• _Records to process_
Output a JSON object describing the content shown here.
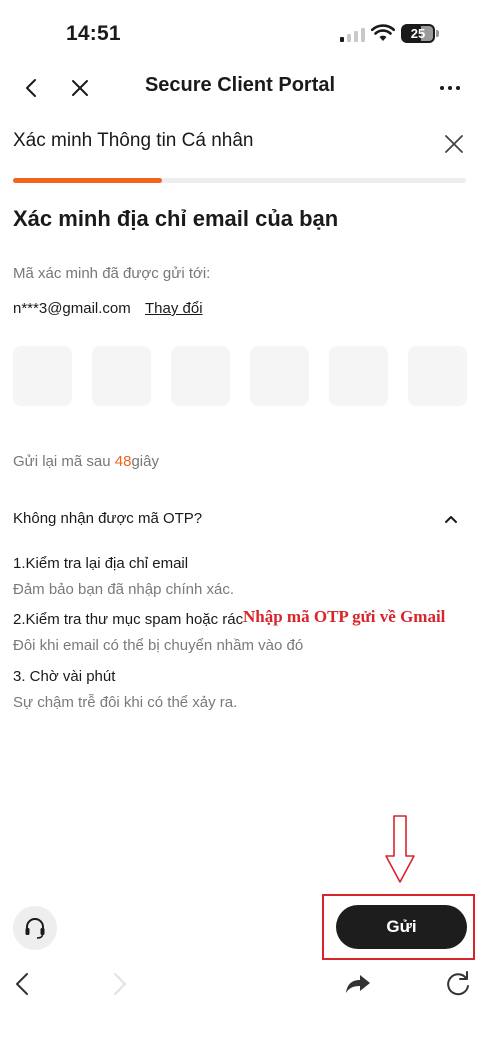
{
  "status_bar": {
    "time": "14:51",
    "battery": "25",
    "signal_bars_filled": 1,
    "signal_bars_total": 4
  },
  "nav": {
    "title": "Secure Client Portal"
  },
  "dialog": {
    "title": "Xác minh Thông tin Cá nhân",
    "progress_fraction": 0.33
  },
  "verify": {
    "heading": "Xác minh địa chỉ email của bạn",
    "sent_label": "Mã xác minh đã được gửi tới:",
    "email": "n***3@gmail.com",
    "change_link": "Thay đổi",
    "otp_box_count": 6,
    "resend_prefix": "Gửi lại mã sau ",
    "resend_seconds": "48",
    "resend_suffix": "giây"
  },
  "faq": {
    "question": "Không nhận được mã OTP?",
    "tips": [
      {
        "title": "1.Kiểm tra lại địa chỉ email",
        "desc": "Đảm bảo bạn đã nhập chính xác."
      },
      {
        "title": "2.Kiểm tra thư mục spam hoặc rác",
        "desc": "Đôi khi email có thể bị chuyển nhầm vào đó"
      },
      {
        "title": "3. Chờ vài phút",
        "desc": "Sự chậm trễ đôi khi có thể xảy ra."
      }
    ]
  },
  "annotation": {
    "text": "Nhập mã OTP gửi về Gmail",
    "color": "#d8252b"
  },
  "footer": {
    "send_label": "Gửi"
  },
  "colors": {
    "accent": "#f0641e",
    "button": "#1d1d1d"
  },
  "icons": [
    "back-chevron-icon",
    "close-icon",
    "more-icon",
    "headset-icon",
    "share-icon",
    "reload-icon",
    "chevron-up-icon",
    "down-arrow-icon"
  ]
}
---
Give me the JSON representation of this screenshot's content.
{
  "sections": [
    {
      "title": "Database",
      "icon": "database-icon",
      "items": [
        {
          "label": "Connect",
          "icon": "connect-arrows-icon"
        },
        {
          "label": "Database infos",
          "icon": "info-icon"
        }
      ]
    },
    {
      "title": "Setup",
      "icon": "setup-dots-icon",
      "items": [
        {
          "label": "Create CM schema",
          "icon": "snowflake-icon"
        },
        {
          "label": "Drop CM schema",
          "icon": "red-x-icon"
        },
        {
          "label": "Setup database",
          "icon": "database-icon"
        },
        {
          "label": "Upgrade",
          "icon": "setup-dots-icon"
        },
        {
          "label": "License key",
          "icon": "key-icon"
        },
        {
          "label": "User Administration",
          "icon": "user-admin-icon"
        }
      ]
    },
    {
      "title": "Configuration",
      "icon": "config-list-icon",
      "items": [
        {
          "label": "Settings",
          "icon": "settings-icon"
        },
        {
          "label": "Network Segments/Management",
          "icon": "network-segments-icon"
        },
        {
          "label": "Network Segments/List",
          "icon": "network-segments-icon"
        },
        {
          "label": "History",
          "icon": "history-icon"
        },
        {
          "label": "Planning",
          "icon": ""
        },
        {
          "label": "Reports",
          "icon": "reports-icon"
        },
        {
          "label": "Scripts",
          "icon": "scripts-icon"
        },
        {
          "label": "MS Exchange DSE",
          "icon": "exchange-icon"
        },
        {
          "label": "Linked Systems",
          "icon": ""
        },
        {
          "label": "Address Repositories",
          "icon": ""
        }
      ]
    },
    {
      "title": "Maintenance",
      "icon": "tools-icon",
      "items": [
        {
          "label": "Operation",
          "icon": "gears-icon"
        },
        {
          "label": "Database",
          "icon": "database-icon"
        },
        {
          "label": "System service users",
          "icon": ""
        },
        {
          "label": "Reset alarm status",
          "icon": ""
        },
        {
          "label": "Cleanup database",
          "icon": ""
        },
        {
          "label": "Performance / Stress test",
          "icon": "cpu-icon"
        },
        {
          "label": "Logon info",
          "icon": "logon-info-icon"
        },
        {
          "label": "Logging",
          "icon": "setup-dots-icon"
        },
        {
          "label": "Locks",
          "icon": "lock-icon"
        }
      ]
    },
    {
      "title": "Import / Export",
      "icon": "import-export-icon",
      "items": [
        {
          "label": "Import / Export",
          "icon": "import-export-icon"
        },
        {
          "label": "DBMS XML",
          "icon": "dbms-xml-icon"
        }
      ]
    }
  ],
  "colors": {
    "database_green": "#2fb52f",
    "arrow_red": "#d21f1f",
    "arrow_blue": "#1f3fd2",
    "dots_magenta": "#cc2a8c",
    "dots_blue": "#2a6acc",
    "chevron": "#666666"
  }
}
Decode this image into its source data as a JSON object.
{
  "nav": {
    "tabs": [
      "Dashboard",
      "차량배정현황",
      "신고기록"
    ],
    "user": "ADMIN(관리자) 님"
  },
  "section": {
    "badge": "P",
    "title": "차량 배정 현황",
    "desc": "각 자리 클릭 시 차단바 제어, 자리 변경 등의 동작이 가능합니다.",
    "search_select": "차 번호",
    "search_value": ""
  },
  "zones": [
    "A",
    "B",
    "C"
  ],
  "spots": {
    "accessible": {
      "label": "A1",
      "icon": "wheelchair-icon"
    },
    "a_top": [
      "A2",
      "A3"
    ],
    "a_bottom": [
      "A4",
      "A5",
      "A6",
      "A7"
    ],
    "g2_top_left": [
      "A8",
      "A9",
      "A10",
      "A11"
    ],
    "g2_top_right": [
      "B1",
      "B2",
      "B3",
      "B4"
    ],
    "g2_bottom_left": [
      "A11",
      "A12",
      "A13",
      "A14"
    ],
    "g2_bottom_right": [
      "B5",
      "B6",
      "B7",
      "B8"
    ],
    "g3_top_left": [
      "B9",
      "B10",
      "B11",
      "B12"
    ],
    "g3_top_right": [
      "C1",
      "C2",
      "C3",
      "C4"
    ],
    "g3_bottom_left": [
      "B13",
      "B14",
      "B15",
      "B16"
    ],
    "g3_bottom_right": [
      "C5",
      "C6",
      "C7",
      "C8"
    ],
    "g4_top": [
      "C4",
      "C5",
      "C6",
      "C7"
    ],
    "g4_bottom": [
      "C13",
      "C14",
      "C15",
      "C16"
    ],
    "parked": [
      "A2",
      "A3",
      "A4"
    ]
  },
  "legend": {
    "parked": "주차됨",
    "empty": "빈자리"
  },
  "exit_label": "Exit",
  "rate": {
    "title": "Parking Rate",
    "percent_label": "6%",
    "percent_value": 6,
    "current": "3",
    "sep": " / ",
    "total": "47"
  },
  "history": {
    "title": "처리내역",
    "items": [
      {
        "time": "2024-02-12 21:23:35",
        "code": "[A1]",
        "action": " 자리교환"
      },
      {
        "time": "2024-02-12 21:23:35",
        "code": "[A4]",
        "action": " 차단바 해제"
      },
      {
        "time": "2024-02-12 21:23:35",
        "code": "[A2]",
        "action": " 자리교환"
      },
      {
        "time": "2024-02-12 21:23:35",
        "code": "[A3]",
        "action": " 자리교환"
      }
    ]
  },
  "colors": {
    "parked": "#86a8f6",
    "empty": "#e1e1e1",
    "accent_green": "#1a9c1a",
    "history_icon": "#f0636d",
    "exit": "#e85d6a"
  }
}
* * *
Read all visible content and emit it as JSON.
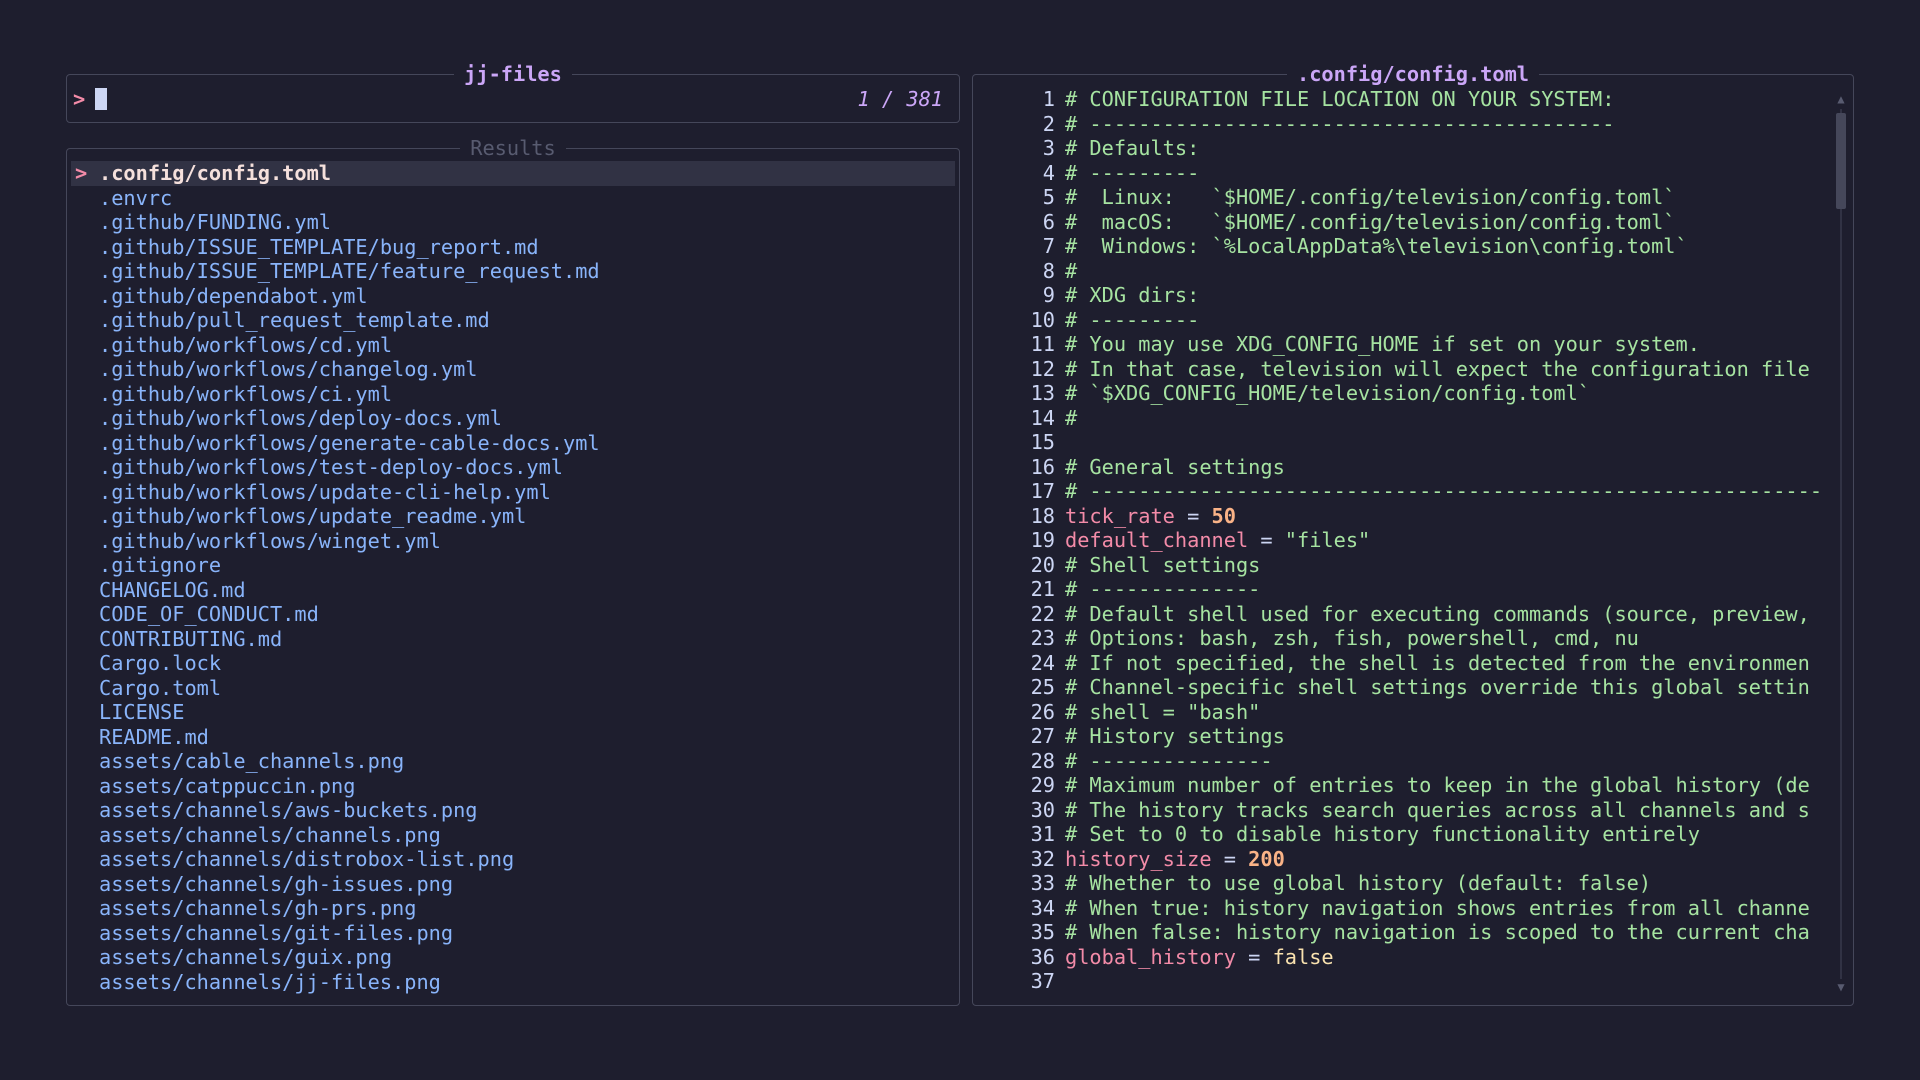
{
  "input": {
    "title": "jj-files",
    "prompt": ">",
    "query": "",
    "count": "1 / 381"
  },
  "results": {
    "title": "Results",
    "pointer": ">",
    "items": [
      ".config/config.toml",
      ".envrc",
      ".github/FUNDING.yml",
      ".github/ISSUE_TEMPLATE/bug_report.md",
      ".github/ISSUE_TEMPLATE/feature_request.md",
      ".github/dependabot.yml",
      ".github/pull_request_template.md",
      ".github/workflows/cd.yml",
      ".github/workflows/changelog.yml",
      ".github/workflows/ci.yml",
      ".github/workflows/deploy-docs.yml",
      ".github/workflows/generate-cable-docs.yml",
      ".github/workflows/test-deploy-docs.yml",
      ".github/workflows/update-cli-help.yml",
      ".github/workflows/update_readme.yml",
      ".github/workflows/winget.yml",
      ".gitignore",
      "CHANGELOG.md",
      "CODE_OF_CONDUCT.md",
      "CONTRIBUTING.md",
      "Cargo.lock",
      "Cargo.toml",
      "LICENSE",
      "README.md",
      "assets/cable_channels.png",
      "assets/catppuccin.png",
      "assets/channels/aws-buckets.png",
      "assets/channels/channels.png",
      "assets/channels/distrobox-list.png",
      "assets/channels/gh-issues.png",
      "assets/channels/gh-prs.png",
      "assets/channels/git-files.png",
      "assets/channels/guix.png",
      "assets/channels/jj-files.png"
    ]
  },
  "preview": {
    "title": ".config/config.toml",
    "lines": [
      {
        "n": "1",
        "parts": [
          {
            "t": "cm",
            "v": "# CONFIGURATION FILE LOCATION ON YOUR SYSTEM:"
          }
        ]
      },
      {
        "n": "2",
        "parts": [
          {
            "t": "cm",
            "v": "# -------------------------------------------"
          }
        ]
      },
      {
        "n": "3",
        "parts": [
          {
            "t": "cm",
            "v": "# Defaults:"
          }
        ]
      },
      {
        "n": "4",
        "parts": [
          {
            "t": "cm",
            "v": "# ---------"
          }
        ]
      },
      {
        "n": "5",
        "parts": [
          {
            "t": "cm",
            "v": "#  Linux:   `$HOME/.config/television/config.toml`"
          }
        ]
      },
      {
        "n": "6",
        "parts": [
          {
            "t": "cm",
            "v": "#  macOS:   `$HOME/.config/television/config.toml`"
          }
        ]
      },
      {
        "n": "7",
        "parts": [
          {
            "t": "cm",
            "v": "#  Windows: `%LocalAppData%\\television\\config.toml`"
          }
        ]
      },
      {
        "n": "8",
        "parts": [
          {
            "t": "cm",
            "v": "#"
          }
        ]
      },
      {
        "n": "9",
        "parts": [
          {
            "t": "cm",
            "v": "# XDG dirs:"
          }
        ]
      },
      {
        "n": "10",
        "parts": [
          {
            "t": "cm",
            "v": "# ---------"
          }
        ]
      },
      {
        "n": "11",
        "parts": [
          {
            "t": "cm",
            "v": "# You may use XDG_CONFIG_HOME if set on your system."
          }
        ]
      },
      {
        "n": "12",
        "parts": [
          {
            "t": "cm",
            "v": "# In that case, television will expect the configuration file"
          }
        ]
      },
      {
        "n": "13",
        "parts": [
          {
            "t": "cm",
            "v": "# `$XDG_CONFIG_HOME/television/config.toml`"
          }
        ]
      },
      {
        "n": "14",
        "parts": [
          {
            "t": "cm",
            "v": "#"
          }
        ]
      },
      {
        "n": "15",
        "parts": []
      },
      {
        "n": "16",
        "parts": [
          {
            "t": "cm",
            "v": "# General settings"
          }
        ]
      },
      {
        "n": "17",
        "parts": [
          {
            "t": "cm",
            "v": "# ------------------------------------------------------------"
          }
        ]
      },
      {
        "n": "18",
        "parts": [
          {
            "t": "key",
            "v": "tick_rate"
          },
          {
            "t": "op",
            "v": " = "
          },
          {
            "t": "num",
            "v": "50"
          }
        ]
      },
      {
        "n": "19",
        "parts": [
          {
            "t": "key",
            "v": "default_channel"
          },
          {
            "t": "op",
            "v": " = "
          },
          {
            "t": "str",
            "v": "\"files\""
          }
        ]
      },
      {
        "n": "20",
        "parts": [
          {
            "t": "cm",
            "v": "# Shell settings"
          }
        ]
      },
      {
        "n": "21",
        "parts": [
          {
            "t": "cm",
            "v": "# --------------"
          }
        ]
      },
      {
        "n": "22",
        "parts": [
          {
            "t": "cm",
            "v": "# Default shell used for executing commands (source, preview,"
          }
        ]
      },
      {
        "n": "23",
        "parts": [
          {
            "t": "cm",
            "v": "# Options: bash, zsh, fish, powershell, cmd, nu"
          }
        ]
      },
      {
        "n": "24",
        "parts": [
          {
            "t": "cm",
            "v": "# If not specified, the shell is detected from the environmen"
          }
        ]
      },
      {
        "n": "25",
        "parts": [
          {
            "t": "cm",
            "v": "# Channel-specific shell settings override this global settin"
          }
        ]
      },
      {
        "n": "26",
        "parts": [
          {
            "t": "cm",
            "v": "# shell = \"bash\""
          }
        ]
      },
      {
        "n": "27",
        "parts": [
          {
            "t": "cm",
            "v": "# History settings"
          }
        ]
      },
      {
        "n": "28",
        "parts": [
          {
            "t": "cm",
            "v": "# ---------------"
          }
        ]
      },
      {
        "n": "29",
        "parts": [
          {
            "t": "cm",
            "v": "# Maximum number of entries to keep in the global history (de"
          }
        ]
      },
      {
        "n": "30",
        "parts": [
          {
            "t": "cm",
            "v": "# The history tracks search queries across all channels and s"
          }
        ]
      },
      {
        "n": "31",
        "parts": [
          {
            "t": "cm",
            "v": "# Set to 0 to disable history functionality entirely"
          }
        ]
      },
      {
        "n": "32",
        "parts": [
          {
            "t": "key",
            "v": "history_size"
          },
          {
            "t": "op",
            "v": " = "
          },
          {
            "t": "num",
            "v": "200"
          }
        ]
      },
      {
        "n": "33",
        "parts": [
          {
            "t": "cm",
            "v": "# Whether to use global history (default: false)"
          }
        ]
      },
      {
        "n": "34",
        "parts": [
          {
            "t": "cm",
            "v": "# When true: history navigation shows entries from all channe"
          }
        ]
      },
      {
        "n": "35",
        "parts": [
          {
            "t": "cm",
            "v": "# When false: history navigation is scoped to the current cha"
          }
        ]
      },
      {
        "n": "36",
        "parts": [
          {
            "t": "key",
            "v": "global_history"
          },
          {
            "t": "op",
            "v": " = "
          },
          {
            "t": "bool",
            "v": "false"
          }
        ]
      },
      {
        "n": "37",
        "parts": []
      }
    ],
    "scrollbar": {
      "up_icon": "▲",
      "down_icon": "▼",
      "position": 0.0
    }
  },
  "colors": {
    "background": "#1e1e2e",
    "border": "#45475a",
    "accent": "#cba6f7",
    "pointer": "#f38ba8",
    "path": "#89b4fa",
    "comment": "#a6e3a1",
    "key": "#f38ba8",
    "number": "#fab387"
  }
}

• _Task brief_
Using the listing, say how many lines include the word "television", and add nothing else.

• _Task solution_
5